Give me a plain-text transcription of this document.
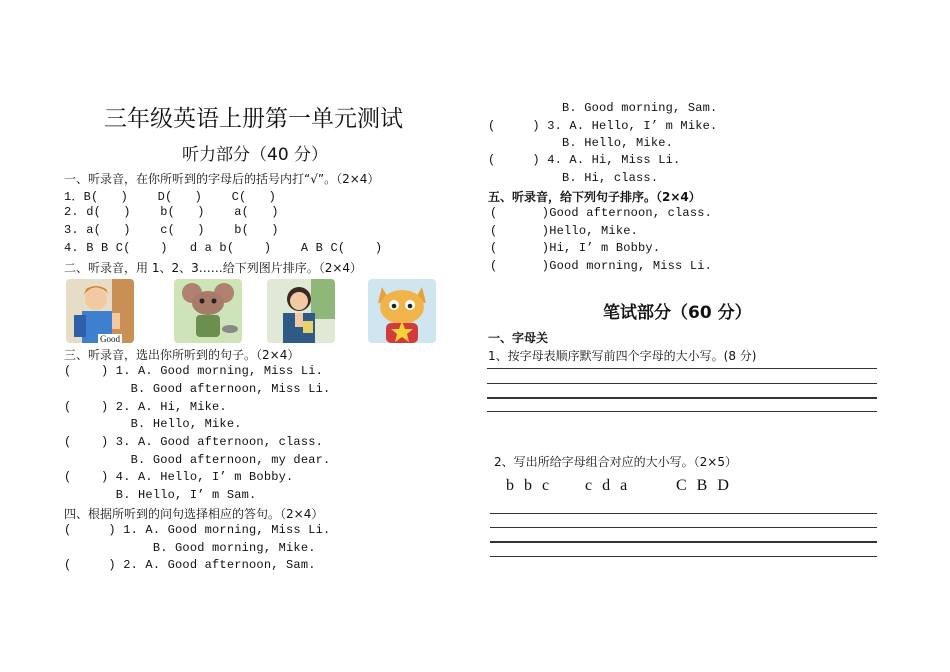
三年级英语上册第一单元测试
听力部分（40 分）
一、听录音，在你所听到的字母后的括号内打“√”。（2×4）
1．B(   )    D(   )    C(   )
2. d(   )    b(   )    a(   )
3. a(   )    c(   )    b(   )
4. B B C(    )   d a b(    )    A B C(    )
二、听录音，用 1、2、3……给下列图片排序。（2×4）
Good
三、听录音，选出你所听到的句子。（2×4）
(    ) 1. A. Good morning, Miss Li.
B. Good afternoon, Miss Li.
(    ) 2. A. Hi, Mike.
B. Hello, Mike.
(    ) 3. A. Good afternoon, class.
B. Good afternoon, my dear.
(    ) 4. A. Hello, I’ m Bobby.
B. Hello, I’ m Sam.
四、根据所听到的问句选择相应的答句。（2×4）
(     ) 1. A. Good morning, Miss Li.
B. Good morning, Mike.
(     ) 2. A. Good afternoon, Sam.
B. Good morning, Sam.
(     ) 3. A. Hello, I’ m Mike.
B. Hello, Mike.
(     ) 4. A. Hi, Miss Li.
B. Hi, class.
五、听录音，给下列句子排序。（2×4）
(      )Good afternoon, class.
(      )Hello, Mike.
(      )Hi, I’ m Bobby.
(      )Good morning, Miss Li.
笔试部分（60 分）
一、字母关
1、按字母表顺序默写前四个字母的大小写。(8 分)
2、写出所给字母组合对应的大小写。（2×5）
b b c c d a	C B D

--

WHAT IS ASKED → What you return should match the records above word for word, minus the pictures.

IN RESPONSE →
Give me a plain-text transcription of this document.
三年级英语上册第一单元测试
听力部分（40 分）
一、听录音，在你所听到的字母后的括号内打“√”。（2×4）
1．B(   )    D(   )    C(   )
2. d(   )    b(   )    a(   )
3. a(   )    c(   )    b(   )
4. B B C(    )   d a b(    )    A B C(    )
二、听录音，用 1、2、3……给下列图片排序。（2×4）
Good
三、听录音，选出你所听到的句子。（2×4）
(    ) 1. A. Good morning, Miss Li.
B. Good afternoon, Miss Li.
(    ) 2. A. Hi, Mike.
B. Hello, Mike.
(    ) 3. A. Good afternoon, class.
B. Good afternoon, my dear.
(    ) 4. A. Hello, I’ m Bobby.
B. Hello, I’ m Sam.
四、根据所听到的问句选择相应的答句。（2×4）
(     ) 1. A. Good morning, Miss Li.
B. Good morning, Mike.
(     ) 2. A. Good afternoon, Sam.
B. Good morning, Sam.
(     ) 3. A. Hello, I’ m Mike.
B. Hello, Mike.
(     ) 4. A. Hi, Miss Li.
B. Hi, class.
五、听录音，给下列句子排序。（2×4）
(      )Good afternoon, class.
(      )Hello, Mike.
(      )Hi, I’ m Bobby.
(      )Good morning, Miss Li.
笔试部分（60 分）
一、字母关
1、按字母表顺序默写前四个字母的大小写。(8 分)
2、写出所给字母组合对应的大小写。（2×5）
b b c c d a	C B D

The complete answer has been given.